* Given problem *
Give every line from the entries that contains "Using".

------------

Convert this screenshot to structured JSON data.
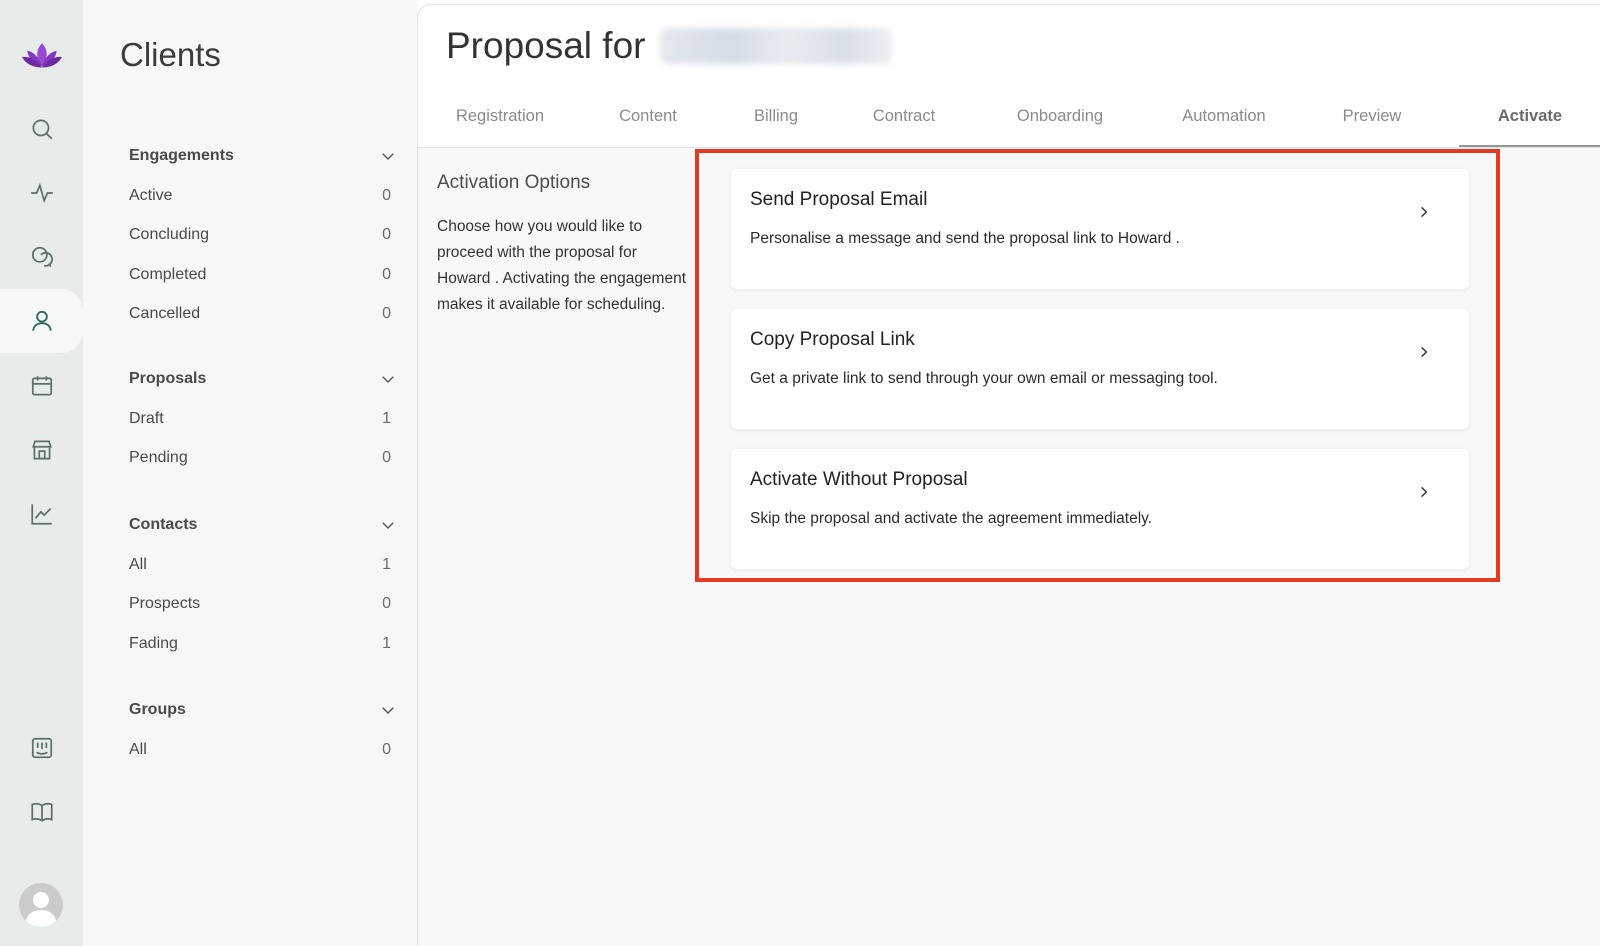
{
  "sidebar": {
    "title": "Clients",
    "sections": [
      {
        "label": "Engagements",
        "items": [
          {
            "label": "Active",
            "count": "0"
          },
          {
            "label": "Concluding",
            "count": "0"
          },
          {
            "label": "Completed",
            "count": "0"
          },
          {
            "label": "Cancelled",
            "count": "0"
          }
        ]
      },
      {
        "label": "Proposals",
        "items": [
          {
            "label": "Draft",
            "count": "1"
          },
          {
            "label": "Pending",
            "count": "0"
          }
        ]
      },
      {
        "label": "Contacts",
        "items": [
          {
            "label": "All",
            "count": "1"
          },
          {
            "label": "Prospects",
            "count": "0"
          },
          {
            "label": "Fading",
            "count": "1"
          }
        ]
      },
      {
        "label": "Groups",
        "items": [
          {
            "label": "All",
            "count": "0"
          }
        ]
      }
    ]
  },
  "rail": {
    "icons": [
      "lotus-logo-icon",
      "search-icon",
      "activity-icon",
      "chat-icon",
      "clients-icon",
      "calendar-icon",
      "store-icon",
      "chart-icon",
      "feedback-icon",
      "book-icon",
      "avatar"
    ],
    "active": "clients-icon",
    "brand_color": "#8e3fc4"
  },
  "header": {
    "title_prefix": "Proposal for"
  },
  "tabs": [
    {
      "label": "Registration"
    },
    {
      "label": "Content"
    },
    {
      "label": "Billing"
    },
    {
      "label": "Contract"
    },
    {
      "label": "Onboarding"
    },
    {
      "label": "Automation"
    },
    {
      "label": "Preview"
    },
    {
      "label": "Activate",
      "active": true
    }
  ],
  "activation": {
    "title": "Activation Options",
    "description": "Choose how you would like to proceed with the proposal for Howard . Activating the engagement makes it available for scheduling.",
    "options": [
      {
        "title": "Send Proposal Email",
        "description": "Personalise a message and send the proposal link to Howard ."
      },
      {
        "title": "Copy Proposal Link",
        "description": "Get a private link to send through your own email or messaging tool."
      },
      {
        "title": "Activate Without Proposal",
        "description": "Skip the proposal and activate the agreement immediately."
      }
    ]
  },
  "colors": {
    "highlight_frame": "#e23a23",
    "rail_bg": "#e7ebe9",
    "sidebar_bg": "#f6f8f7"
  }
}
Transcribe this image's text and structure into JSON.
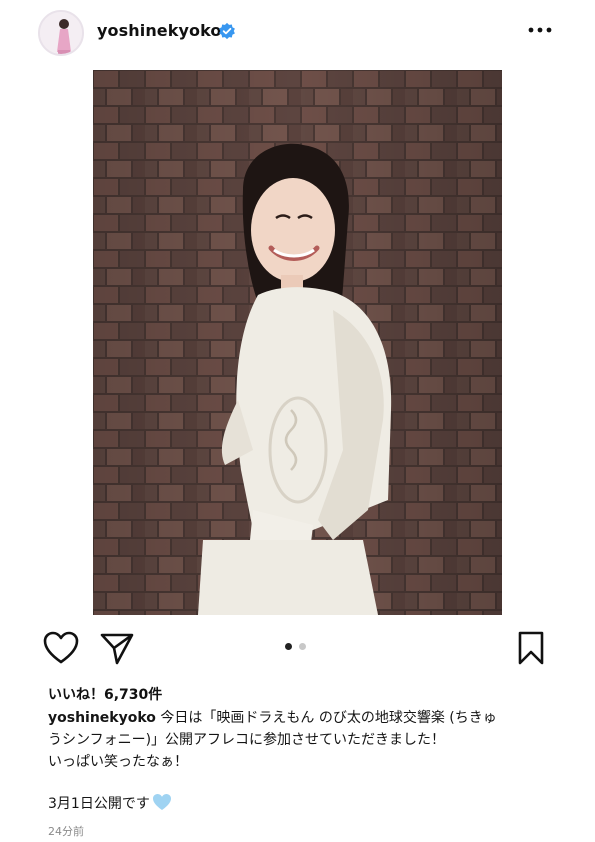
{
  "header": {
    "username": "yoshinekyoko",
    "verified_color": "#3897f0"
  },
  "post": {
    "image_subject": "woman in white blouse smiling in front of brick wall",
    "carousel": {
      "index": 1,
      "total": 2
    }
  },
  "actions": {
    "like_icon": "heart-icon",
    "share_icon": "paper-plane-icon",
    "save_icon": "bookmark-icon"
  },
  "likes": "いいね！6,730件",
  "caption": {
    "user": "yoshinekyoko",
    "line1": " 今日は「映画ドラえもん のび太の地球交響楽 (ちきゅ",
    "line2": "うシンフォニー)」公開アフレコに参加させていただきました！",
    "line3": "いっぱい笑ったなぁ！",
    "release": "3月1日公開です",
    "emoji": "light-blue-heart"
  },
  "timestamp": "24分前"
}
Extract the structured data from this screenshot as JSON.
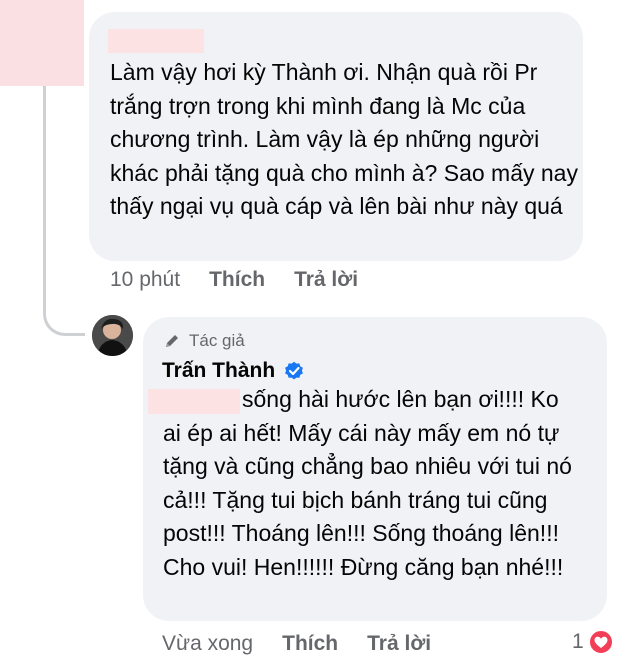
{
  "comment1": {
    "text": "Làm vậy hơi kỳ Thành ơi. Nhận quà rồi Pr trắng trợn trong khi mình đang là Mc của chương trình. Làm vậy là ép những người khác phải tặng quà cho mình à? Sao mấy nay thấy ngại vụ quà cáp và lên bài như này quá",
    "time": "10 phút",
    "like_label": "Thích",
    "reply_label": "Trả lời"
  },
  "comment2": {
    "author_badge": "Tác giả",
    "author_name": "Trấn Thành",
    "text_first_line": "sống hài hước lên bạn ơi!!!! Ko",
    "text_rest": "ai ép ai hết! Mấy cái này mấy em nó tự tặng và cũng chẳng bao nhiêu với tui nó cả!!! Tặng tui bịch bánh tráng tui cũng post!!! Thoáng lên!!! Sống thoáng lên!!! Cho vui! Hen!!!!!! Đừng căng bạn nhé!!!",
    "time": "Vừa xong",
    "like_label": "Thích",
    "reply_label": "Trả lời",
    "reaction_count": "1",
    "reaction_icon": "heart-icon"
  },
  "colors": {
    "bubble": "#f0f2f5",
    "meta_text": "#65676b",
    "verified": "#1877f2",
    "heart": "#f33e58",
    "redaction": "#fde2e4"
  }
}
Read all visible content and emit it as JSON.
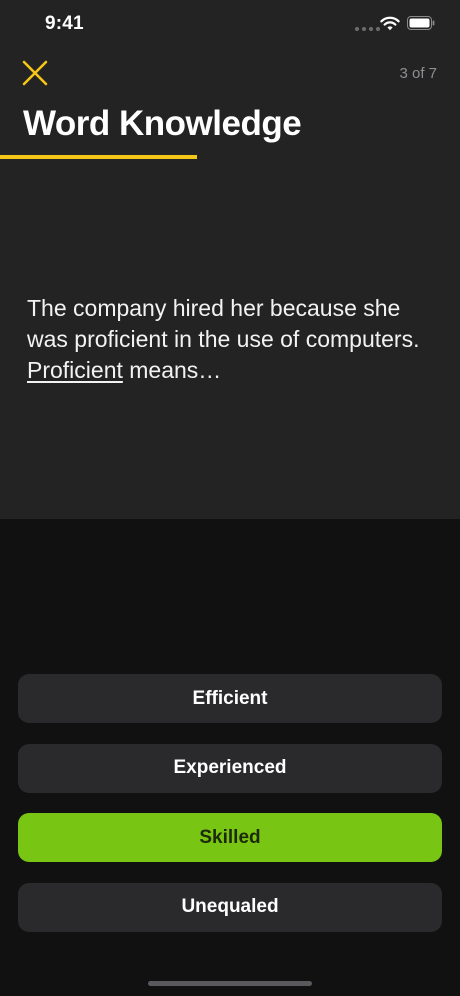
{
  "status_bar": {
    "time": "9:41",
    "icons": [
      "cellular-signal-icon",
      "wifi-icon",
      "battery-icon"
    ]
  },
  "header": {
    "close_icon": "close-icon",
    "progress": "3 of 7",
    "title": "Word Knowledge"
  },
  "question": {
    "text_before": "The company hired her because she was proficient in the use of computers. ",
    "keyword": "Proficient",
    "text_after": " means…"
  },
  "answers": [
    {
      "label": "Efficient",
      "selected": false
    },
    {
      "label": "Experienced",
      "selected": false
    },
    {
      "label": "Skilled",
      "selected": true
    },
    {
      "label": "Unequaled",
      "selected": false
    }
  ],
  "colors": {
    "accent": "#f5c518",
    "selected": "#78c514",
    "panel": "#232324",
    "background": "#111112",
    "button": "#2a2a2c"
  }
}
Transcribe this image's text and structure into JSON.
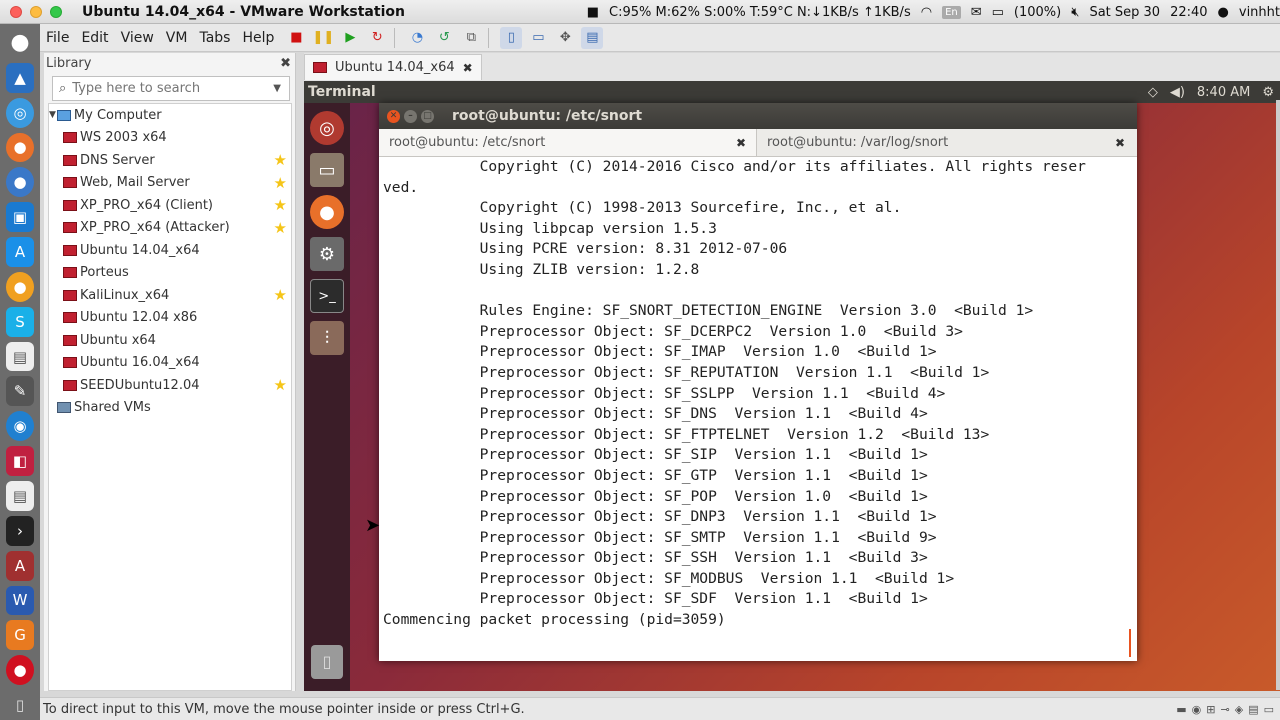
{
  "menubar": {
    "window_title": "Ubuntu 14.04_x64 - VMware Workstation",
    "stats": "C:95% M:62% S:00% T:59°C N:↓1KB/s ↑1KB/s",
    "lang": "En",
    "battery": "(100%)",
    "date": "Sat Sep 30",
    "time": "22:40",
    "user": "vinhht"
  },
  "vmware_menu": {
    "items": [
      "File",
      "Edit",
      "View",
      "VM",
      "Tabs",
      "Help"
    ]
  },
  "library": {
    "title": "Library",
    "search_placeholder": "Type here to search",
    "root": "My Computer",
    "items": [
      {
        "label": "WS 2003 x64",
        "starred": false
      },
      {
        "label": "DNS Server",
        "starred": true
      },
      {
        "label": "Web, Mail Server",
        "starred": true
      },
      {
        "label": "XP_PRO_x64 (Client)",
        "starred": true
      },
      {
        "label": "XP_PRO_x64 (Attacker)",
        "starred": true
      },
      {
        "label": "Ubuntu 14.04_x64",
        "starred": false
      },
      {
        "label": "Porteus",
        "starred": false
      },
      {
        "label": "KaliLinux_x64",
        "starred": true
      },
      {
        "label": "Ubuntu 12.04 x86",
        "starred": false
      },
      {
        "label": "Ubuntu x64",
        "starred": false
      },
      {
        "label": "Ubuntu 16.04_x64",
        "starred": false
      },
      {
        "label": "SEEDUbuntu12.04",
        "starred": true
      }
    ],
    "shared": "Shared VMs"
  },
  "vm_tab": {
    "label": "Ubuntu 14.04_x64",
    "close": "✖"
  },
  "guest": {
    "app_name": "Terminal",
    "time": "8:40 AM",
    "window_title": "root@ubuntu: /etc/snort",
    "tabs": [
      {
        "label": "root@ubuntu: /etc/snort"
      },
      {
        "label": "root@ubuntu: /var/log/snort"
      }
    ],
    "terminal_lines": [
      "           Copyright (C) 2014-2016 Cisco and/or its affiliates. All rights reser",
      "ved.",
      "           Copyright (C) 1998-2013 Sourcefire, Inc., et al.",
      "           Using libpcap version 1.5.3",
      "           Using PCRE version: 8.31 2012-07-06",
      "           Using ZLIB version: 1.2.8",
      "",
      "           Rules Engine: SF_SNORT_DETECTION_ENGINE  Version 3.0  <Build 1>",
      "           Preprocessor Object: SF_DCERPC2  Version 1.0  <Build 3>",
      "           Preprocessor Object: SF_IMAP  Version 1.0  <Build 1>",
      "           Preprocessor Object: SF_REPUTATION  Version 1.1  <Build 1>",
      "           Preprocessor Object: SF_SSLPP  Version 1.1  <Build 4>",
      "           Preprocessor Object: SF_DNS  Version 1.1  <Build 4>",
      "           Preprocessor Object: SF_FTPTELNET  Version 1.2  <Build 13>",
      "           Preprocessor Object: SF_SIP  Version 1.1  <Build 1>",
      "           Preprocessor Object: SF_GTP  Version 1.1  <Build 1>",
      "           Preprocessor Object: SF_POP  Version 1.0  <Build 1>",
      "           Preprocessor Object: SF_DNP3  Version 1.1  <Build 1>",
      "           Preprocessor Object: SF_SMTP  Version 1.1  <Build 9>",
      "           Preprocessor Object: SF_SSH  Version 1.1  <Build 3>",
      "           Preprocessor Object: SF_MODBUS  Version 1.1  <Build 1>",
      "           Preprocessor Object: SF_SDF  Version 1.1  <Build 1>",
      "Commencing packet processing (pid=3059)"
    ]
  },
  "statusbar": {
    "text": "To direct input to this VM, move the mouse pointer inside or press Ctrl+G."
  }
}
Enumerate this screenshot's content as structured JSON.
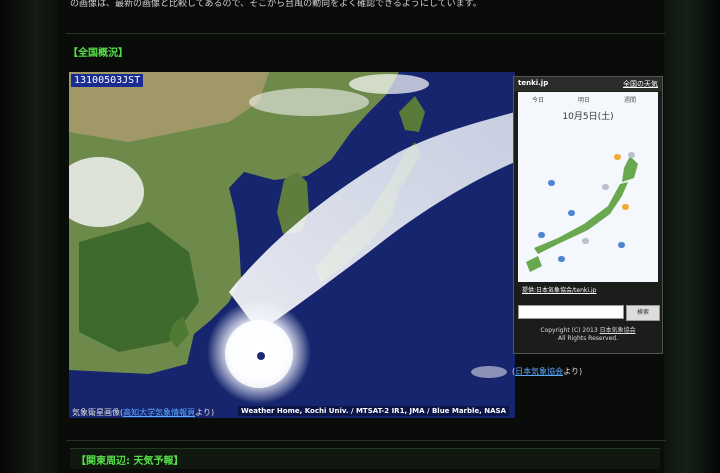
{
  "page": {
    "top_text": "の画像は、最新の画像と比較してあるので、そこから台風の動向をよく確認できるようにしています。"
  },
  "sections": {
    "overview_title": "【全国概況】",
    "kanto_title": "【関東周辺: 天気予報】"
  },
  "satellite": {
    "timestamp": "13100503JST",
    "credit": "Weather Home, Kochi Univ. / MTSAT-2 IR1, JMA / Blue Marble, NASA"
  },
  "caption": {
    "prefix": "気象衛星画像(",
    "link": "高知大学気象情報頁",
    "suffix": "より)"
  },
  "tenki_widget": {
    "brand": "tenki.jp",
    "all_link": "全国の天気",
    "tabs": [
      "今日",
      "明日",
      "週間"
    ],
    "date": "10月5日(土)",
    "link": "提供:日本気象協会/tenki.jp",
    "search_button": "検索",
    "copyright_line1": "Copyright (C) 2013",
    "copyright_link": "日本気象協会",
    "copyright_line2": "All Rights Reserved."
  },
  "jma_note": {
    "prefix": "(",
    "link": "日本気象協会",
    "suffix": "より)"
  },
  "colors": {
    "section_heading": "#58e04a",
    "link": "#5aa9ff",
    "stamp_bg": "#1a2c90"
  }
}
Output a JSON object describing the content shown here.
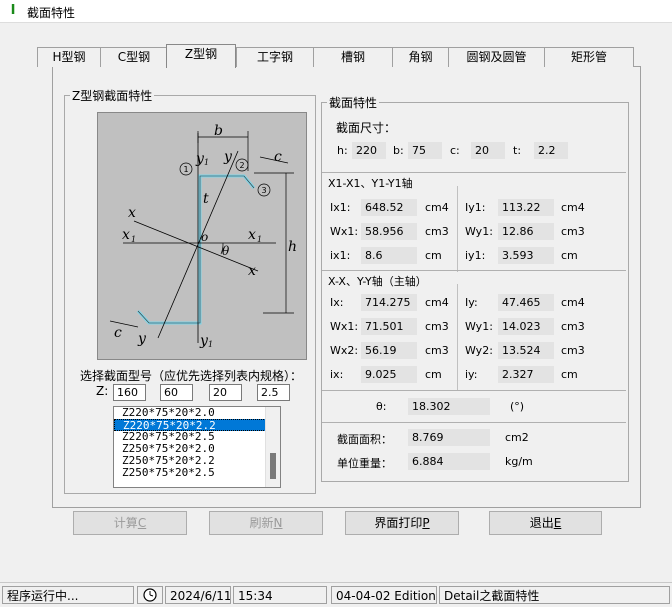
{
  "window": {
    "title": "截面特性",
    "app_icon": "I"
  },
  "tabs": [
    {
      "label": "H型钢"
    },
    {
      "label": "C型钢"
    },
    {
      "label": "Z型钢"
    },
    {
      "label": "工字钢"
    },
    {
      "label": "槽钢"
    },
    {
      "label": "角钢"
    },
    {
      "label": "圆钢及圆管"
    },
    {
      "label": "矩形管"
    }
  ],
  "section_group": {
    "title": "Z型钢截面特性"
  },
  "diagram": {
    "labels": {
      "b": "b",
      "c": "c",
      "t": "t",
      "h": "h",
      "x": "x",
      "y": "y",
      "x1": "x",
      "y1": "y",
      "sub1": "1",
      "o": "o",
      "theta": "θ",
      "pt1": "1",
      "pt2": "2",
      "pt3": "3"
    }
  },
  "select": {
    "title": "选择截面型号（应优先选择列表内规格）：",
    "z_label": "Z:",
    "inputs": [
      "160",
      "60",
      "20",
      "2.5"
    ],
    "list": [
      "Z220*75*20*2.0",
      "Z220*75*20*2.2",
      "Z220*75*20*2.5",
      "Z250*75*20*2.0",
      "Z250*75*20*2.2",
      "Z250*75*20*2.5"
    ],
    "selected_index": 1
  },
  "props": {
    "title": "截面特性",
    "dims_title": "截面尺寸：",
    "dims": {
      "h_label": "h:",
      "h": "220",
      "b_label": "b:",
      "b": "75",
      "c_label": "c:",
      "c": "20",
      "t_label": "t:",
      "t": "2.2"
    },
    "axis1_title": "X1-X1、Y1-Y1轴",
    "axis1": [
      {
        "l": "Ix1:",
        "v": "648.52",
        "u": "cm4",
        "l2": "Iy1:",
        "v2": "113.22",
        "u2": "cm4"
      },
      {
        "l": "Wx1:",
        "v": "58.956",
        "u": "cm3",
        "l2": "Wy1:",
        "v2": "12.86",
        "u2": "cm3"
      },
      {
        "l": "ix1:",
        "v": "8.6",
        "u": "cm",
        "l2": "iy1:",
        "v2": "3.593",
        "u2": "cm"
      }
    ],
    "axis2_title": "X-X、Y-Y轴（主轴）",
    "axis2": [
      {
        "l": "Ix:",
        "v": "714.275",
        "u": "cm4",
        "l2": "Iy:",
        "v2": "47.465",
        "u2": "cm4"
      },
      {
        "l": "Wx1:",
        "v": "71.501",
        "u": "cm3",
        "l2": "Wy1:",
        "v2": "14.023",
        "u2": "cm3"
      },
      {
        "l": "Wx2:",
        "v": "56.19",
        "u": "cm3",
        "l2": "Wy2:",
        "v2": "13.524",
        "u2": "cm3"
      },
      {
        "l": "ix:",
        "v": "9.025",
        "u": "cm",
        "l2": "iy:",
        "v2": "2.327",
        "u2": "cm"
      }
    ],
    "theta": {
      "l": "θ:",
      "v": "18.302",
      "u": "(°)"
    },
    "area": {
      "l": "截面面积：",
      "v": "8.769",
      "u": "cm2"
    },
    "weight": {
      "l": "单位重量：",
      "v": "6.884",
      "u": "kg/m"
    }
  },
  "buttons": {
    "calc": "计算",
    "calc_key": "C",
    "refresh": "刷新",
    "refresh_key": "N",
    "print": "界面打印",
    "print_key": "P",
    "exit": "退出",
    "exit_key": "E"
  },
  "status": {
    "running": "程序运行中...",
    "clock_icon": "clock-icon",
    "date": "2024/6/11",
    "time": "15:34",
    "edition": "04-04-02 Edition",
    "detail": "Detail之截面特性"
  },
  "colors": {
    "selection": "#0078d7",
    "profile": "#7fd3e6"
  }
}
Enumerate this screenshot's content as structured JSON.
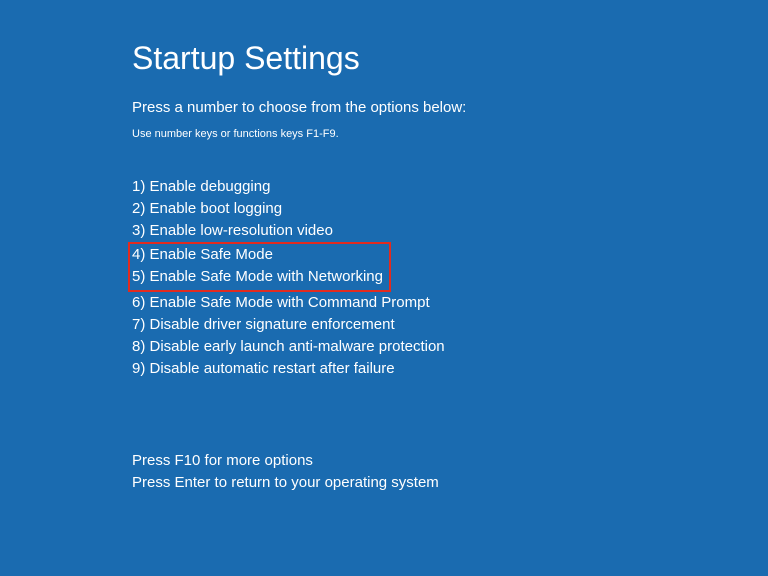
{
  "title": "Startup Settings",
  "subtitle": "Press a number to choose from the options below:",
  "hint": "Use number keys or functions keys F1-F9.",
  "options": [
    "1) Enable debugging",
    "2) Enable boot logging",
    "3) Enable low-resolution video",
    "4) Enable Safe Mode",
    "5) Enable Safe Mode with Networking",
    "6) Enable Safe Mode with Command Prompt",
    "7) Disable driver signature enforcement",
    "8) Disable early launch anti-malware protection",
    "9) Disable automatic restart after failure"
  ],
  "footer": [
    "Press F10 for more options",
    "Press Enter to return to your operating system"
  ]
}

------------

* Solution to the problem *
      "           Using libpcap version 1.5.3",
      "           Using PCRE version: 8.31 2012-07-06",
      "           Using ZLIB version: 1.2.8",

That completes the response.